◆ WHAT IS BEING ASKED ◆
Select and reproduce each line of the listing below that bears the string "Maritime".
begin INPUT
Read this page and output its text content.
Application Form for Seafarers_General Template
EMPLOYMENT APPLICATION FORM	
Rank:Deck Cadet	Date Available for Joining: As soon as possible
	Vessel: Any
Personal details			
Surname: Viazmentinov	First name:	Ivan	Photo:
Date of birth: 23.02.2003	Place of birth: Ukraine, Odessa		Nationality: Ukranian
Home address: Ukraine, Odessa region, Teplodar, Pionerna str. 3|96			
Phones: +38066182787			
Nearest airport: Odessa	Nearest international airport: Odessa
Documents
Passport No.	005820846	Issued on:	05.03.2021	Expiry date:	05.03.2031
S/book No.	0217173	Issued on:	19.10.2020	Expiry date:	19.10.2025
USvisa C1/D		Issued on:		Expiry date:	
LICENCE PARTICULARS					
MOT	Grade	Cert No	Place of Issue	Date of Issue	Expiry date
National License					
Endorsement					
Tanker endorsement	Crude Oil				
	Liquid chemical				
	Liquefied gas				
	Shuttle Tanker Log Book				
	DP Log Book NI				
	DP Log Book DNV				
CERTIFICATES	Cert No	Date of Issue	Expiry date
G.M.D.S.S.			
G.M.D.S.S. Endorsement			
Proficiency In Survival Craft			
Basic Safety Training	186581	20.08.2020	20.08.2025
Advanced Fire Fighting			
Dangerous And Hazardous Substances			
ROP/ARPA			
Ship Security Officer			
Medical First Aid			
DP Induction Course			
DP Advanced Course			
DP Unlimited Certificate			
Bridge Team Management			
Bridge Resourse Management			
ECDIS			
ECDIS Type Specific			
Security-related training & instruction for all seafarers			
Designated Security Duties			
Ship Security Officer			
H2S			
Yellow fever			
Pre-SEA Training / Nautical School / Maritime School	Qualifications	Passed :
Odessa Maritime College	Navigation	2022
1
end INPUT
begin INPUT
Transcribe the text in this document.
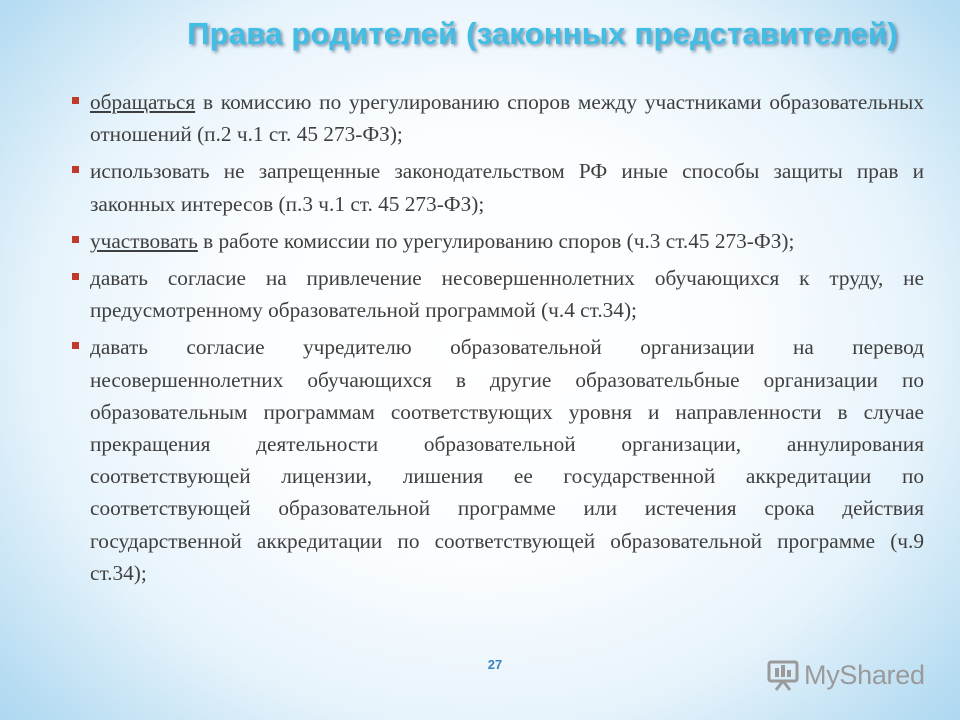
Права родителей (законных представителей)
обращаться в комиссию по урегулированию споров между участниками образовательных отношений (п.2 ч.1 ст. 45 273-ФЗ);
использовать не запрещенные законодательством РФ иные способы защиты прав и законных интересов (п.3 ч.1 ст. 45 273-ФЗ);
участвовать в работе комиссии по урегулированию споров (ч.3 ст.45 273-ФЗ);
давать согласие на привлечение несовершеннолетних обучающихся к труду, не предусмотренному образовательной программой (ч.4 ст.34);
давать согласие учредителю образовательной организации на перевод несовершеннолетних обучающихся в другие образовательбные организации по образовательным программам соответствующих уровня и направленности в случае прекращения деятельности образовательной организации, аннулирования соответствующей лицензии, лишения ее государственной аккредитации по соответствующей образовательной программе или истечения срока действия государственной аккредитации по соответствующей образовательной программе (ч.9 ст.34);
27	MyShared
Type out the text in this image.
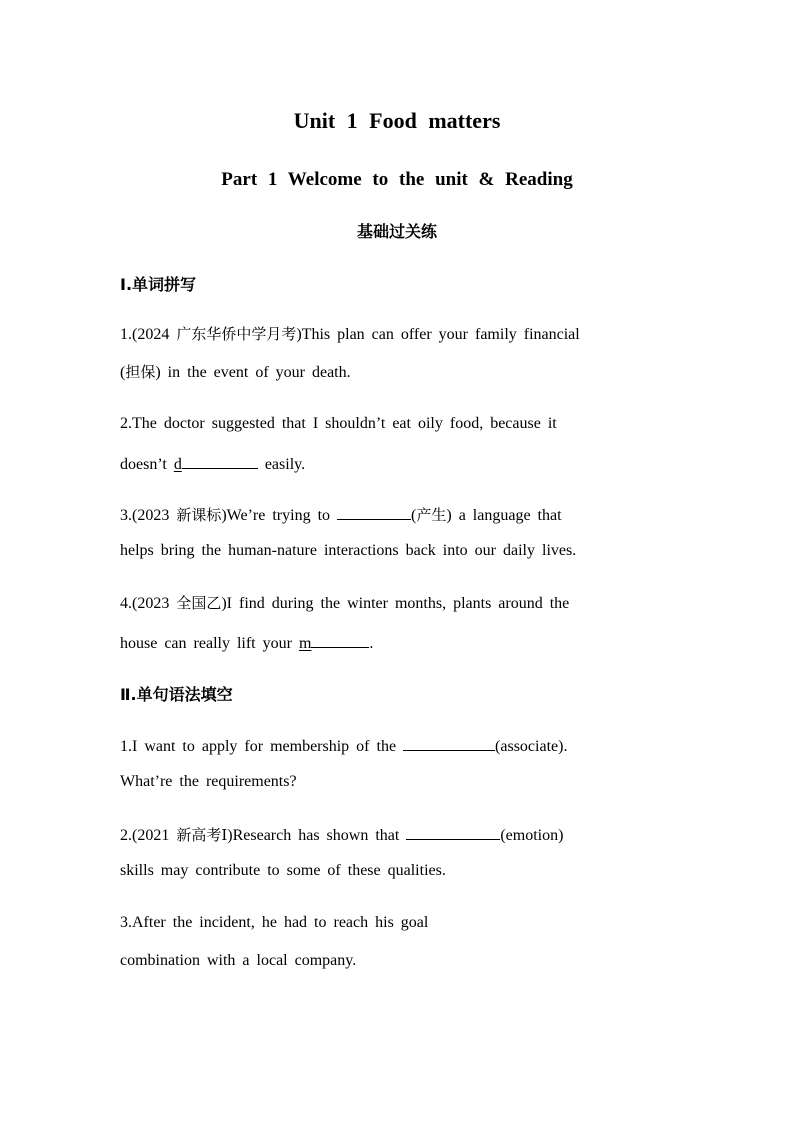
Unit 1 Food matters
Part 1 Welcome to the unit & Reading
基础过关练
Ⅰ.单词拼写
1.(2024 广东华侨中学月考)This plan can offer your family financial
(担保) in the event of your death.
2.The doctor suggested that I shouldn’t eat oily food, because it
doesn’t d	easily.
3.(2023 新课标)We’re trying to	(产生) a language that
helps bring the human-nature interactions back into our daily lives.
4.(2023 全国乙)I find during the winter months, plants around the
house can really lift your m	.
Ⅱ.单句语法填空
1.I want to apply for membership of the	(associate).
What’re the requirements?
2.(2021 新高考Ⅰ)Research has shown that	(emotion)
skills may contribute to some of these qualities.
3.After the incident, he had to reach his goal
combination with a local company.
end INPUT
begin INPUT
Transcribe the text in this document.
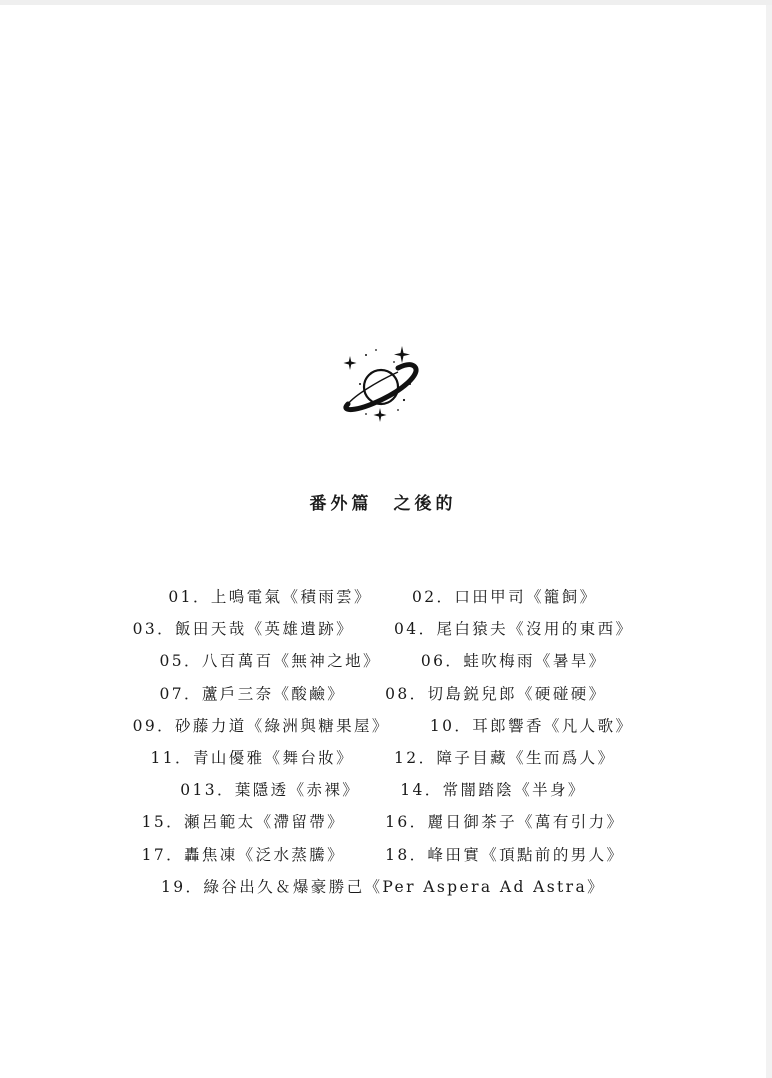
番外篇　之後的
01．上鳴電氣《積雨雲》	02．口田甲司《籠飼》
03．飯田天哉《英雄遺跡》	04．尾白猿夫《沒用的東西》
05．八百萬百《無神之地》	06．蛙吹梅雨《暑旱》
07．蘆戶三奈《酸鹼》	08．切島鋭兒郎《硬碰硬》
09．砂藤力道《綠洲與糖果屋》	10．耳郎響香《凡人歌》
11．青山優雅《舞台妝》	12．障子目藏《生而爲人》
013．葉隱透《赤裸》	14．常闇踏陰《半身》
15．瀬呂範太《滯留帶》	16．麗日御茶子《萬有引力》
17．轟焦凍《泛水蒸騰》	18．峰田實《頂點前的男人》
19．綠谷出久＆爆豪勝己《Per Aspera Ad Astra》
end INPUT
◆ RESULT BELOW ◆
Pre-SEA Training / Nautical School / Maritime School	Qualifications	Passed :
Odessa Maritime College	Navigation	2022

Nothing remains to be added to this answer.